* Start *

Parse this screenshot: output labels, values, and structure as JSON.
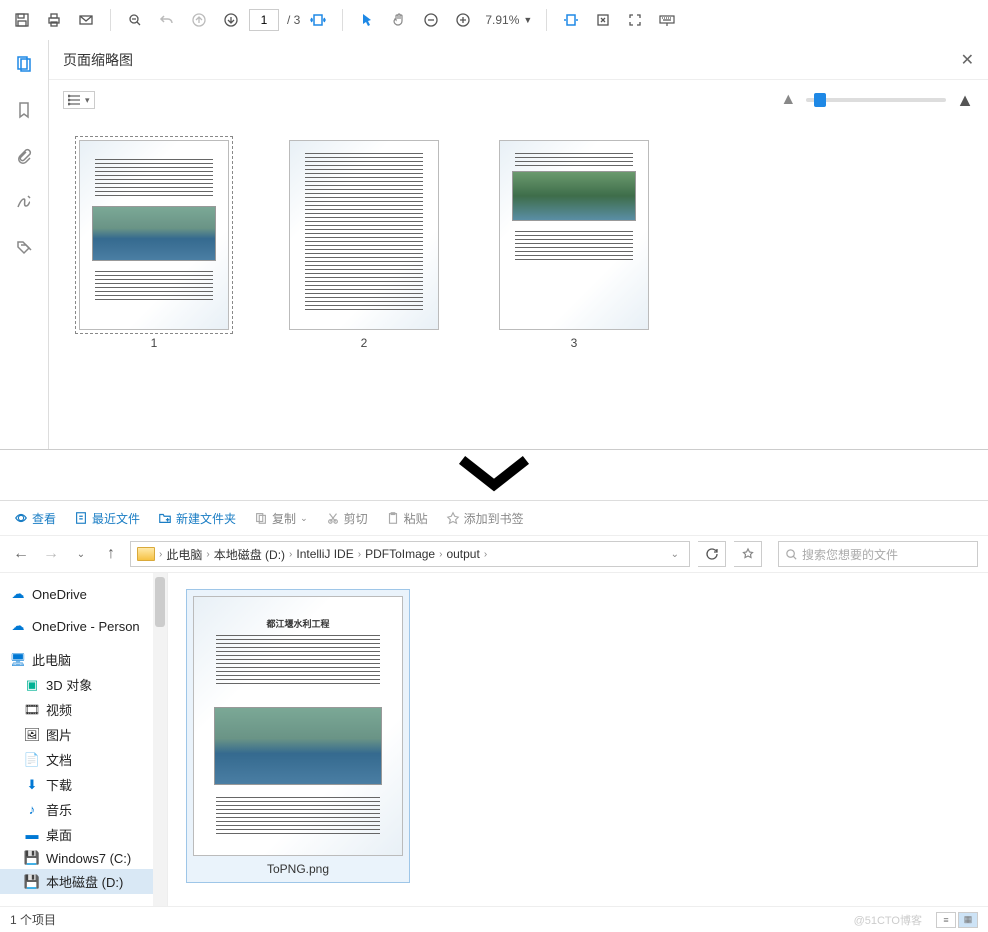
{
  "pdf": {
    "toolbar": {
      "page_current": "1",
      "page_total": "/ 3",
      "zoom_value": "7.91%"
    },
    "panel_title": "页面缩略图",
    "thumbnails": [
      {
        "num": "1",
        "selected": true
      },
      {
        "num": "2",
        "selected": false
      },
      {
        "num": "3",
        "selected": false
      }
    ]
  },
  "explorer": {
    "ribbon": {
      "view": "查看",
      "recent": "最近文件",
      "new_folder": "新建文件夹",
      "copy": "复制",
      "cut": "剪切",
      "paste": "粘贴",
      "bookmark": "添加到书签"
    },
    "breadcrumb": [
      "此电脑",
      "本地磁盘 (D:)",
      "IntelliJ IDE",
      "PDFToImage",
      "output"
    ],
    "search_placeholder": "搜索您想要的文件",
    "tree": [
      {
        "icon": "cloud-blue",
        "label": "OneDrive"
      },
      {
        "icon": "cloud-blue",
        "label": "OneDrive - Person"
      },
      {
        "icon": "monitor",
        "label": "此电脑"
      },
      {
        "icon": "cube-teal",
        "label": "3D 对象",
        "indent": true
      },
      {
        "icon": "film",
        "label": "视频",
        "indent": true
      },
      {
        "icon": "picture",
        "label": "图片",
        "indent": true
      },
      {
        "icon": "doc",
        "label": "文档",
        "indent": true
      },
      {
        "icon": "download-blue",
        "label": "下载",
        "indent": true
      },
      {
        "icon": "music-blue",
        "label": "音乐",
        "indent": true
      },
      {
        "icon": "desktop",
        "label": "桌面",
        "indent": true
      },
      {
        "icon": "drive",
        "label": "Windows7 (C:)",
        "indent": true
      },
      {
        "icon": "drive",
        "label": "本地磁盘 (D:)",
        "indent": true,
        "selected": true
      }
    ],
    "files": [
      {
        "name": "ToPNG.png"
      }
    ],
    "status": "1 个项目",
    "watermark": "@51CTO博客"
  }
}
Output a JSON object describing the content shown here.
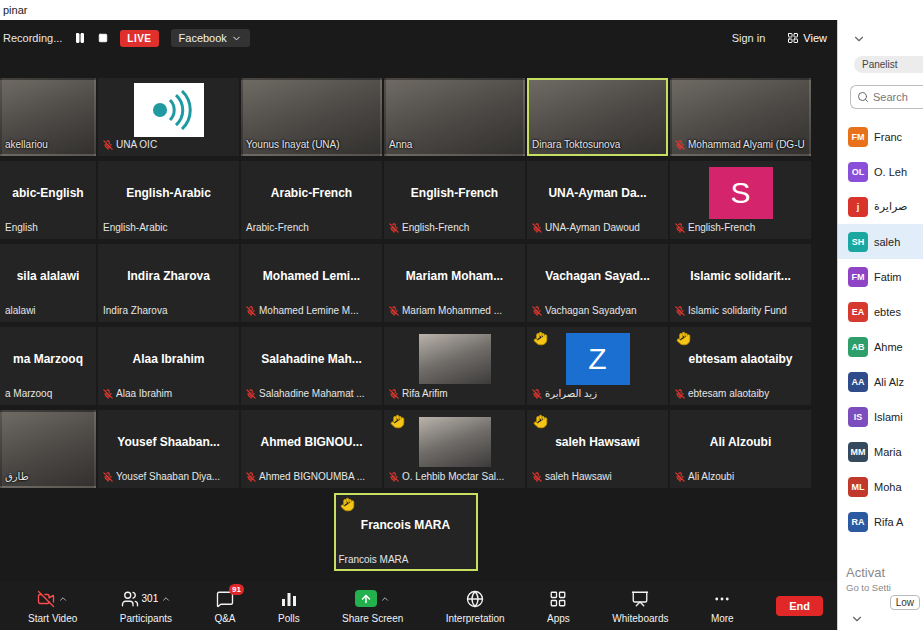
{
  "window": {
    "title": "pinar"
  },
  "meeting_bar": {
    "recording": "Recording...",
    "live": "LIVE",
    "stream": "Facebook",
    "sign_in": "Sign in",
    "view": "View"
  },
  "tile_rows": [
    [
      {
        "kind": "video",
        "label": "akellariou",
        "muted": false,
        "hand_raised": false,
        "active": false
      },
      {
        "kind": "logo",
        "label": "UNA OIC",
        "muted": true,
        "hand_raised": false,
        "active": false
      },
      {
        "kind": "video",
        "label": "Younus Inayat (UNA)",
        "muted": false,
        "hand_raised": false,
        "active": false
      },
      {
        "kind": "video",
        "label": "Anna",
        "muted": false,
        "hand_raised": false,
        "active": false
      },
      {
        "kind": "video",
        "label": "Dinara Toktosunova",
        "muted": false,
        "hand_raised": false,
        "active": true
      },
      {
        "kind": "video",
        "label": "Mohammad Alyami (DG-U",
        "muted": true,
        "hand_raised": false,
        "active": false
      }
    ],
    [
      {
        "kind": "name",
        "name": "abic-English",
        "label": "English",
        "muted": false,
        "hand_raised": false,
        "active": false
      },
      {
        "kind": "name",
        "name": "English-Arabic",
        "label": "English-Arabic",
        "muted": false,
        "hand_raised": false,
        "active": false
      },
      {
        "kind": "name",
        "name": "Arabic-French",
        "label": "Arabic-French",
        "muted": false,
        "hand_raised": false,
        "active": false
      },
      {
        "kind": "name",
        "name": "English-French",
        "label": "English-French",
        "muted": true,
        "hand_raised": false,
        "active": false
      },
      {
        "kind": "name",
        "name": "UNA-Ayman Da...",
        "label": "UNA-Ayman Dawoud",
        "muted": true,
        "hand_raised": false,
        "active": false
      },
      {
        "kind": "avatar",
        "letter": "S",
        "color": "#d4246c",
        "label": "English-French",
        "muted": true,
        "hand_raised": false,
        "active": false
      }
    ],
    [
      {
        "kind": "name",
        "name": "sila alalawi",
        "label": "alalawi",
        "muted": false,
        "hand_raised": false,
        "active": false
      },
      {
        "kind": "name",
        "name": "Indira Zharova",
        "label": "Indira Zharova",
        "muted": false,
        "hand_raised": false,
        "active": false
      },
      {
        "kind": "name",
        "name": "Mohamed Lemi...",
        "label": "Mohamed Lemine M...",
        "muted": true,
        "hand_raised": false,
        "active": false
      },
      {
        "kind": "name",
        "name": "Mariam Moham...",
        "label": "Mariam Mohammed ...",
        "muted": true,
        "hand_raised": false,
        "active": false
      },
      {
        "kind": "name",
        "name": "Vachagan Sayad...",
        "label": "Vachagan Sayadyan",
        "muted": true,
        "hand_raised": false,
        "active": false
      },
      {
        "kind": "name",
        "name": "Islamic solidarit...",
        "label": "Islamic solidarity Fund",
        "muted": true,
        "hand_raised": false,
        "active": false
      }
    ],
    [
      {
        "kind": "name",
        "name": "ma Marzooq",
        "label": "a Marzooq",
        "muted": false,
        "hand_raised": false,
        "active": false
      },
      {
        "kind": "name",
        "name": "Alaa Ibrahim",
        "label": "Alaa Ibrahim",
        "muted": true,
        "hand_raised": false,
        "active": false
      },
      {
        "kind": "name",
        "name": "Salahadine Mah...",
        "label": "Salahadine Mahamat ...",
        "muted": true,
        "hand_raised": false,
        "active": false
      },
      {
        "kind": "video-inset",
        "label": "Rifa Arifim",
        "muted": true,
        "hand_raised": false,
        "active": false
      },
      {
        "kind": "avatar",
        "letter": "Z",
        "color": "#1a6fd0",
        "label": "زيد الصرايرة",
        "muted": true,
        "hand_raised": true,
        "active": false
      },
      {
        "kind": "name",
        "name": "ebtesam alaotaiby",
        "label": "ebtesam alaotaiby",
        "muted": true,
        "hand_raised": true,
        "active": false
      }
    ],
    [
      {
        "kind": "video",
        "label": "طارق",
        "muted": false,
        "hand_raised": false,
        "active": false
      },
      {
        "kind": "name",
        "name": "Yousef Shaaban...",
        "label": "Yousef Shaaban Diya...",
        "muted": true,
        "hand_raised": false,
        "active": false
      },
      {
        "kind": "name",
        "name": "Ahmed BIGNOU...",
        "label": "Ahmed BIGNOUMBA ...",
        "muted": true,
        "hand_raised": false,
        "active": false
      },
      {
        "kind": "video-inset",
        "label": "O. Lehbib Moctar Sal...",
        "muted": true,
        "hand_raised": true,
        "active": false
      },
      {
        "kind": "name",
        "name": "saleh Hawsawi",
        "label": "saleh Hawsawi",
        "muted": true,
        "hand_raised": true,
        "active": false
      },
      {
        "kind": "name",
        "name": "Ali Alzoubi",
        "label": "Ali Alzoubi",
        "muted": true,
        "hand_raised": false,
        "active": false
      }
    ],
    [
      {
        "kind": "name",
        "name": "Francois MARA",
        "label": "Francois MARA",
        "muted": false,
        "hand_raised": true,
        "active": true
      }
    ]
  ],
  "toolbar": [
    {
      "label": "Start Video",
      "caret": true,
      "off": true,
      "highlight": false
    },
    {
      "label": "Participants",
      "count": "301",
      "caret": true,
      "off": false,
      "highlight": false
    },
    {
      "label": "Q&A",
      "badge": "91",
      "caret": false,
      "off": false,
      "highlight": false
    },
    {
      "label": "Polls",
      "caret": false,
      "off": false,
      "highlight": false
    },
    {
      "label": "Share Screen",
      "caret": true,
      "off": false,
      "highlight": true
    },
    {
      "label": "Interpretation",
      "caret": false,
      "off": false,
      "highlight": false
    },
    {
      "label": "Apps",
      "caret": false,
      "off": false,
      "highlight": false
    },
    {
      "label": "Whiteboards",
      "caret": false,
      "off": false,
      "highlight": false
    },
    {
      "label": "More",
      "caret": false,
      "off": false,
      "highlight": false
    }
  ],
  "end_button": "End",
  "panel": {
    "tab": "Panelist",
    "search_placeholder": "Search",
    "participants": [
      {
        "initials": "FM",
        "name": "Franc",
        "color": "#e8711c",
        "selected": false
      },
      {
        "initials": "OL",
        "name": "O. Leh",
        "color": "#8a4fd8",
        "selected": false
      },
      {
        "initials": "j",
        "name": "صرايرة",
        "color": "#d9342b",
        "selected": false
      },
      {
        "initials": "SH",
        "name": "saleh",
        "color": "#1aa7a0",
        "selected": true
      },
      {
        "initials": "FM",
        "name": "Fatim",
        "color": "#8e44c4",
        "selected": false
      },
      {
        "initials": "EA",
        "name": "ebtes",
        "color": "#d63a2f",
        "selected": false
      },
      {
        "initials": "AB",
        "name": "Ahme",
        "color": "#2e9e6a",
        "selected": false
      },
      {
        "initials": "AA",
        "name": "Ali Alz",
        "color": "#2f4b8a",
        "selected": false
      },
      {
        "initials": "IS",
        "name": "Islami",
        "color": "#7c4dbd",
        "selected": false
      },
      {
        "initials": "MM",
        "name": "Maria",
        "color": "#34495e",
        "selected": false
      },
      {
        "initials": "ML",
        "name": "Moha",
        "color": "#c0392b",
        "selected": false
      },
      {
        "initials": "RA",
        "name": "Rifa A",
        "color": "#2c5aa0",
        "selected": false
      }
    ],
    "watermark": [
      "Activat",
      "Go to Setti"
    ],
    "low_button": "Low"
  }
}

* End *

Scan the material for lines with the word "MARA", and copy each line you find.

◆ Solved problem
        "name": "Francois MARA",
        "label": "Francois MARA",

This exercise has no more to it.